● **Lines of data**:
— start —
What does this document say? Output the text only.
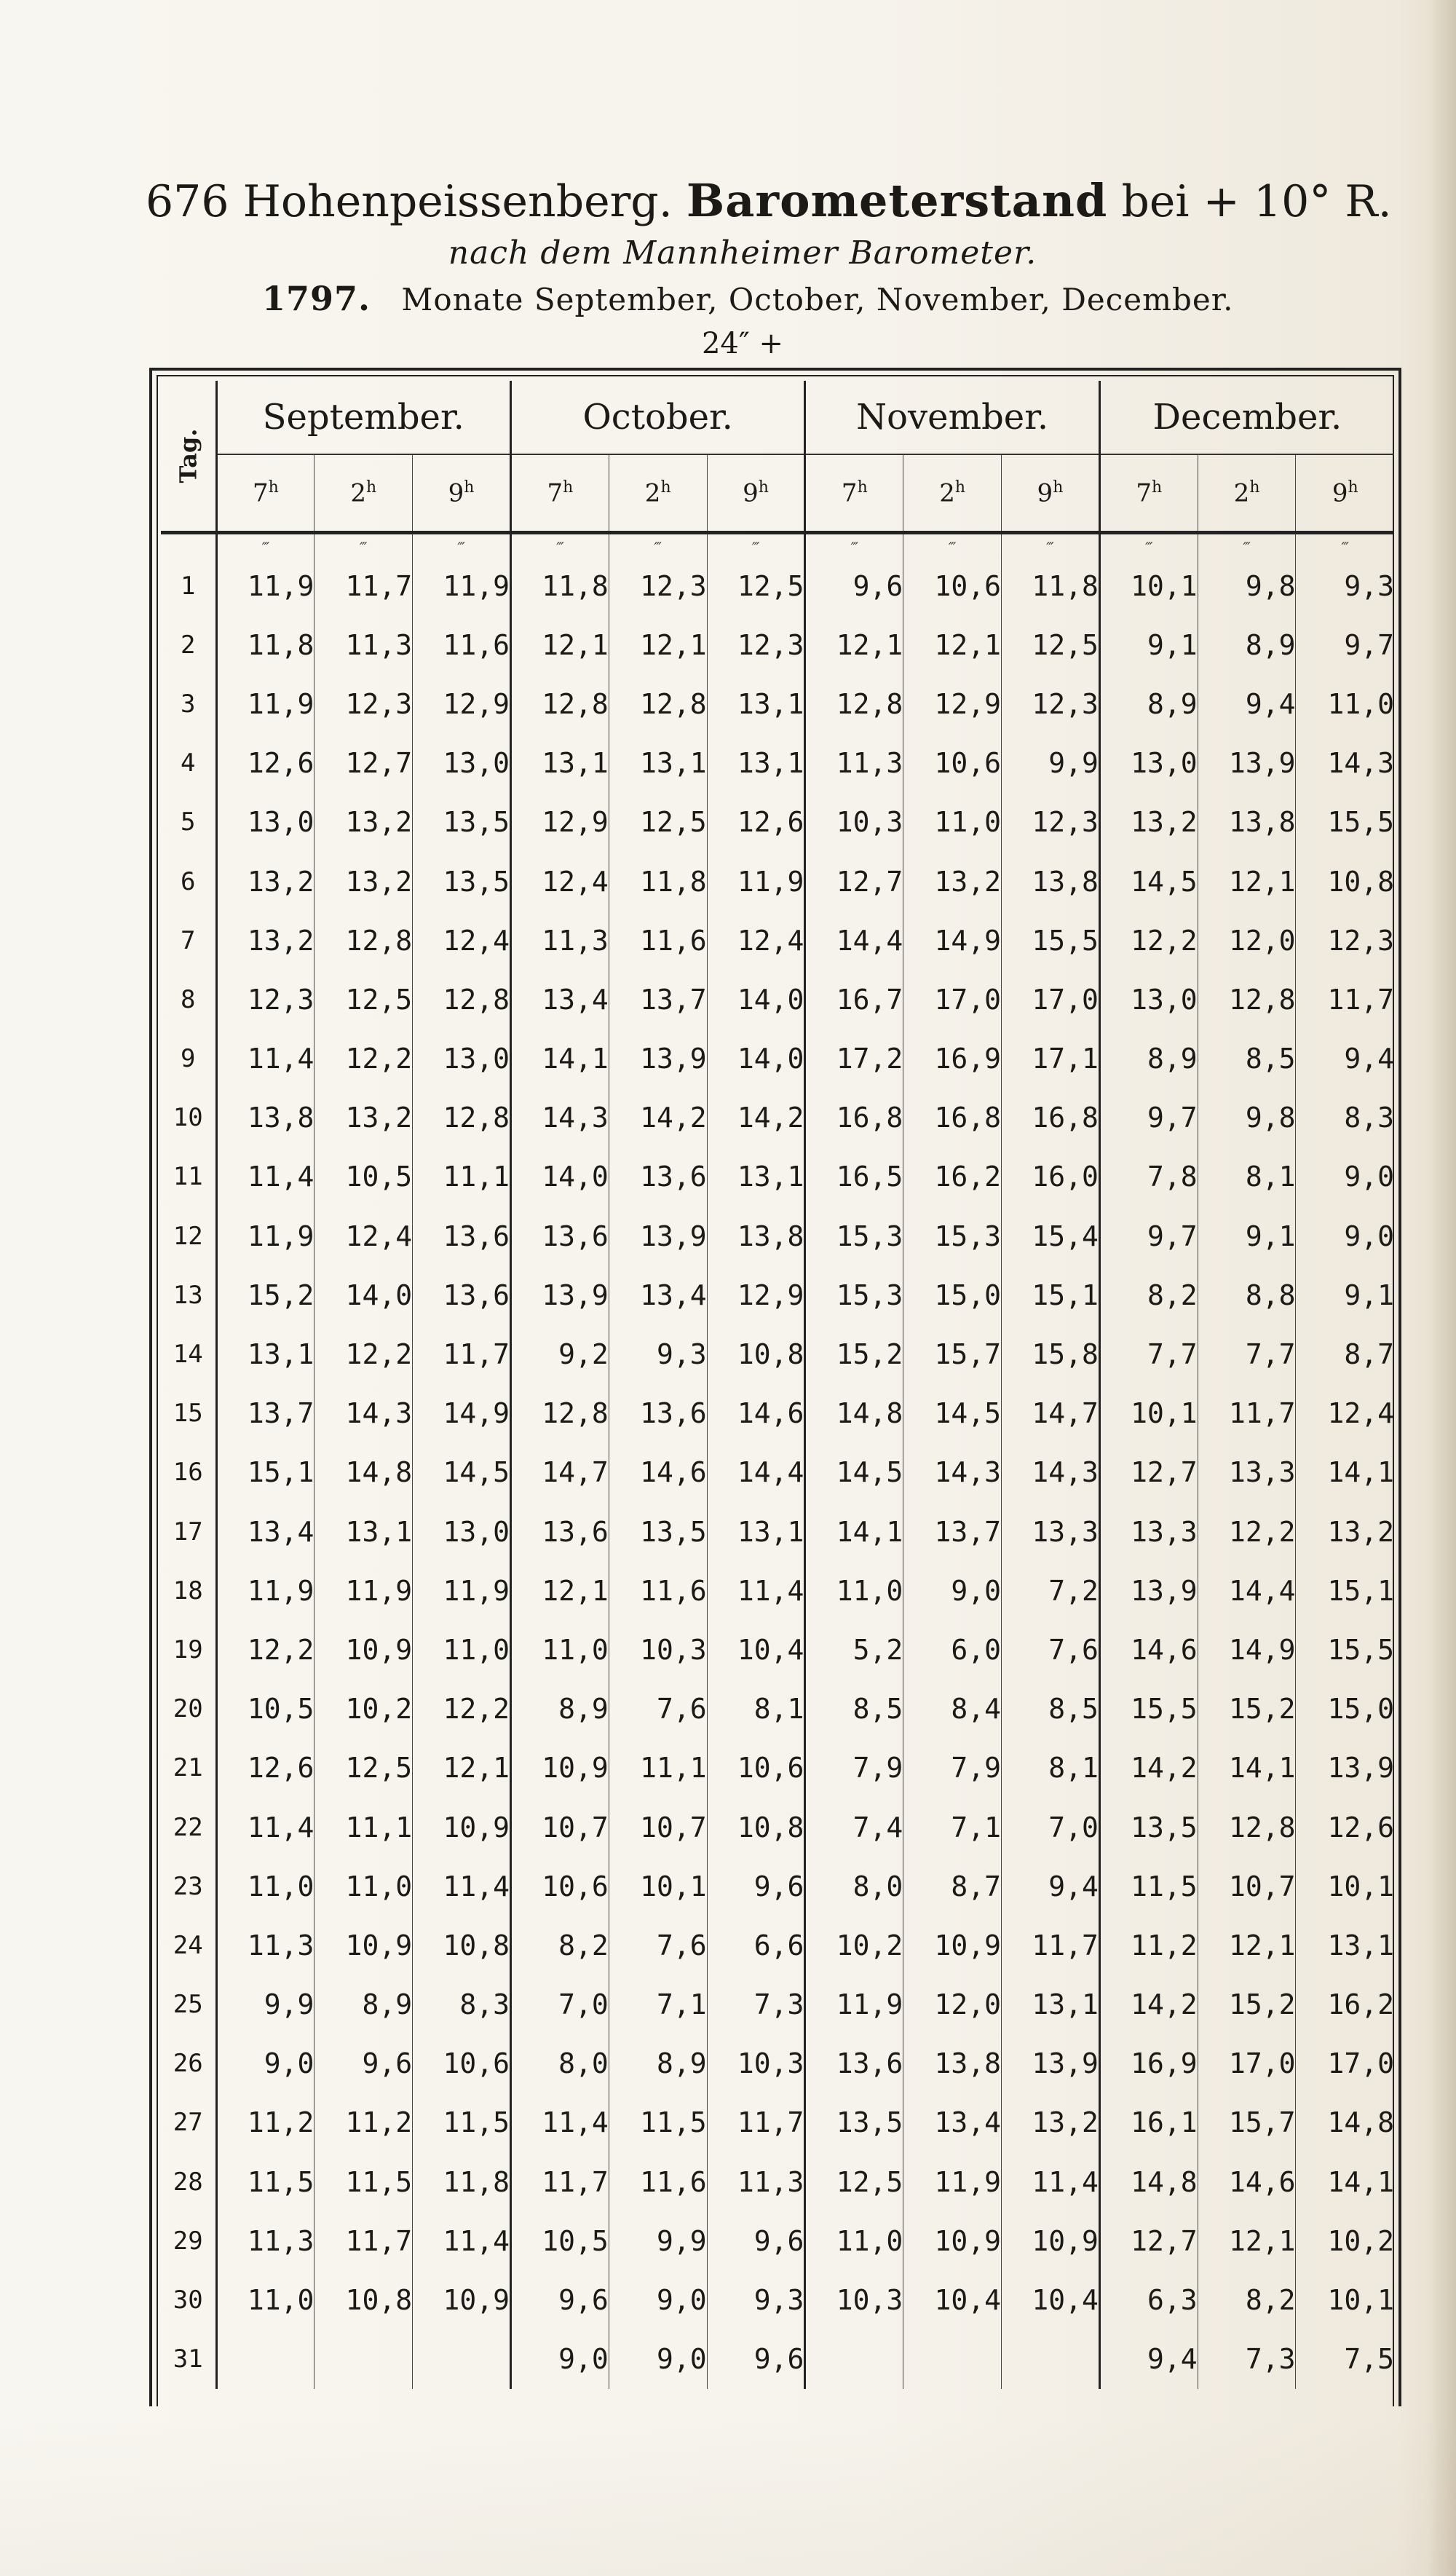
676 Hohenpeissenberg. Barometerstand bei + 10° R.
nach dem Mannheimer Barometer.
1797. Monate September, October, November, December.
24″ +
Tag.	September.			October.			November.			December.		
	7$^h$	2$^h$	9$^h$	7$^h$	2$^h$	9$^h$	7$^h$	2$^h$	9$^h$	7$^h$	2$^h$	9$^h$
	‴	‴	‴	‴	‴	‴	‴	‴	‴	‴	‴	‴
1	11,9	11,7	11,9	11,8	12,3	12,5	9,6	10,6	11,8	10,1	9,8	9,3
2	11,8	11,3	11,6	12,1	12,1	12,3	12,1	12,1	12,5	9,1	8,9	9,7
3	11,9	12,3	12,9	12,8	12,8	13,1	12,8	12,9	12,3	8,9	9,4	11,0
4	12,6	12,7	13,0	13,1	13,1	13,1	11,3	10,6	9,9	13,0	13,9	14,3
5	13,0	13,2	13,5	12,9	12,5	12,6	10,3	11,0	12,3	13,2	13,8	15,5
6	13,2	13,2	13,5	12,4	11,8	11,9	12,7	13,2	13,8	14,5	12,1	10,8
7	13,2	12,8	12,4	11,3	11,6	12,4	14,4	14,9	15,5	12,2	12,0	12,3
8	12,3	12,5	12,8	13,4	13,7	14,0	16,7	17,0	17,0	13,0	12,8	11,7
9	11,4	12,2	13,0	14,1	13,9	14,0	17,2	16,9	17,1	8,9	8,5	9,4
10	13,8	13,2	12,8	14,3	14,2	14,2	16,8	16,8	16,8	9,7	9,8	8,3
11	11,4	10,5	11,1	14,0	13,6	13,1	16,5	16,2	16,0	7,8	8,1	9,0
12	11,9	12,4	13,6	13,6	13,9	13,8	15,3	15,3	15,4	9,7	9,1	9,0
13	15,2	14,0	13,6	13,9	13,4	12,9	15,3	15,0	15,1	8,2	8,8	9,1
14	13,1	12,2	11,7	9,2	9,3	10,8	15,2	15,7	15,8	7,7	7,7	8,7
15	13,7	14,3	14,9	12,8	13,6	14,6	14,8	14,5	14,7	10,1	11,7	12,4
16	15,1	14,8	14,5	14,7	14,6	14,4	14,5	14,3	14,3	12,7	13,3	14,1
17	13,4	13,1	13,0	13,6	13,5	13,1	14,1	13,7	13,3	13,3	12,2	13,2
18	11,9	11,9	11,9	12,1	11,6	11,4	11,0	9,0	7,2	13,9	14,4	15,1
19	12,2	10,9	11,0	11,0	10,3	10,4	5,2	6,0	7,6	14,6	14,9	15,5
20	10,5	10,2	12,2	8,9	7,6	8,1	8,5	8,4	8,5	15,5	15,2	15,0
21	12,6	12,5	12,1	10,9	11,1	10,6	7,9	7,9	8,1	14,2	14,1	13,9
22	11,4	11,1	10,9	10,7	10,7	10,8	7,4	7,1	7,0	13,5	12,8	12,6
23	11,0	11,0	11,4	10,6	10,1	9,6	8,0	8,7	9,4	11,5	10,7	10,1
24	11,3	10,9	10,8	8,2	7,6	6,6	10,2	10,9	11,7	11,2	12,1	13,1
25	9,9	8,9	8,3	7,0	7,1	7,3	11,9	12,0	13,1	14,2	15,2	16,2
26	9,0	9,6	10,6	8,0	8,9	10,3	13,6	13,8	13,9	16,9	17,0	17,0
27	11,2	11,2	11,5	11,4	11,5	11,7	13,5	13,4	13,2	16,1	15,7	14,8
28	11,5	11,5	11,8	11,7	11,6	11,3	12,5	11,9	11,4	14,8	14,6	14,1
29	11,3	11,7	11,4	10,5	9,9	9,6	11,0	10,9	10,9	12,7	12,1	10,2
30	11,0	10,8	10,9	9,6	9,0	9,3	10,3	10,4	10,4	6,3	8,2	10,1
31				9,0	9,0	9,6				9,4	7,3	7,5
— end —
● **What to work on**:
Leaving aside the images, write out the entries above word for word.

● **Expected answer**:
What does this document say? Output the text only.
676 Hohenpeissenberg. Barometerstand bei + 10° R.
nach dem Mannheimer Barometer.
1797. Monate September, October, November, December.
24″ +
Tag.	September.			October.			November.			December.		
	7$^h$	2$^h$	9$^h$	7$^h$	2$^h$	9$^h$	7$^h$	2$^h$	9$^h$	7$^h$	2$^h$	9$^h$
	‴	‴	‴	‴	‴	‴	‴	‴	‴	‴	‴	‴
1	11,9	11,7	11,9	11,8	12,3	12,5	9,6	10,6	11,8	10,1	9,8	9,3
2	11,8	11,3	11,6	12,1	12,1	12,3	12,1	12,1	12,5	9,1	8,9	9,7
3	11,9	12,3	12,9	12,8	12,8	13,1	12,8	12,9	12,3	8,9	9,4	11,0
4	12,6	12,7	13,0	13,1	13,1	13,1	11,3	10,6	9,9	13,0	13,9	14,3
5	13,0	13,2	13,5	12,9	12,5	12,6	10,3	11,0	12,3	13,2	13,8	15,5
6	13,2	13,2	13,5	12,4	11,8	11,9	12,7	13,2	13,8	14,5	12,1	10,8
7	13,2	12,8	12,4	11,3	11,6	12,4	14,4	14,9	15,5	12,2	12,0	12,3
8	12,3	12,5	12,8	13,4	13,7	14,0	16,7	17,0	17,0	13,0	12,8	11,7
9	11,4	12,2	13,0	14,1	13,9	14,0	17,2	16,9	17,1	8,9	8,5	9,4
10	13,8	13,2	12,8	14,3	14,2	14,2	16,8	16,8	16,8	9,7	9,8	8,3
11	11,4	10,5	11,1	14,0	13,6	13,1	16,5	16,2	16,0	7,8	8,1	9,0
12	11,9	12,4	13,6	13,6	13,9	13,8	15,3	15,3	15,4	9,7	9,1	9,0
13	15,2	14,0	13,6	13,9	13,4	12,9	15,3	15,0	15,1	8,2	8,8	9,1
14	13,1	12,2	11,7	9,2	9,3	10,8	15,2	15,7	15,8	7,7	7,7	8,7
15	13,7	14,3	14,9	12,8	13,6	14,6	14,8	14,5	14,7	10,1	11,7	12,4
16	15,1	14,8	14,5	14,7	14,6	14,4	14,5	14,3	14,3	12,7	13,3	14,1
17	13,4	13,1	13,0	13,6	13,5	13,1	14,1	13,7	13,3	13,3	12,2	13,2
18	11,9	11,9	11,9	12,1	11,6	11,4	11,0	9,0	7,2	13,9	14,4	15,1
19	12,2	10,9	11,0	11,0	10,3	10,4	5,2	6,0	7,6	14,6	14,9	15,5
20	10,5	10,2	12,2	8,9	7,6	8,1	8,5	8,4	8,5	15,5	15,2	15,0
21	12,6	12,5	12,1	10,9	11,1	10,6	7,9	7,9	8,1	14,2	14,1	13,9
22	11,4	11,1	10,9	10,7	10,7	10,8	7,4	7,1	7,0	13,5	12,8	12,6
23	11,0	11,0	11,4	10,6	10,1	9,6	8,0	8,7	9,4	11,5	10,7	10,1
24	11,3	10,9	10,8	8,2	7,6	6,6	10,2	10,9	11,7	11,2	12,1	13,1
25	9,9	8,9	8,3	7,0	7,1	7,3	11,9	12,0	13,1	14,2	15,2	16,2
26	9,0	9,6	10,6	8,0	8,9	10,3	13,6	13,8	13,9	16,9	17,0	17,0
27	11,2	11,2	11,5	11,4	11,5	11,7	13,5	13,4	13,2	16,1	15,7	14,8
28	11,5	11,5	11,8	11,7	11,6	11,3	12,5	11,9	11,4	14,8	14,6	14,1
29	11,3	11,7	11,4	10,5	9,9	9,6	11,0	10,9	10,9	12,7	12,1	10,2
30	11,0	10,8	10,9	9,6	9,0	9,3	10,3	10,4	10,4	6,3	8,2	10,1
31				9,0	9,0	9,6				9,4	7,3	7,5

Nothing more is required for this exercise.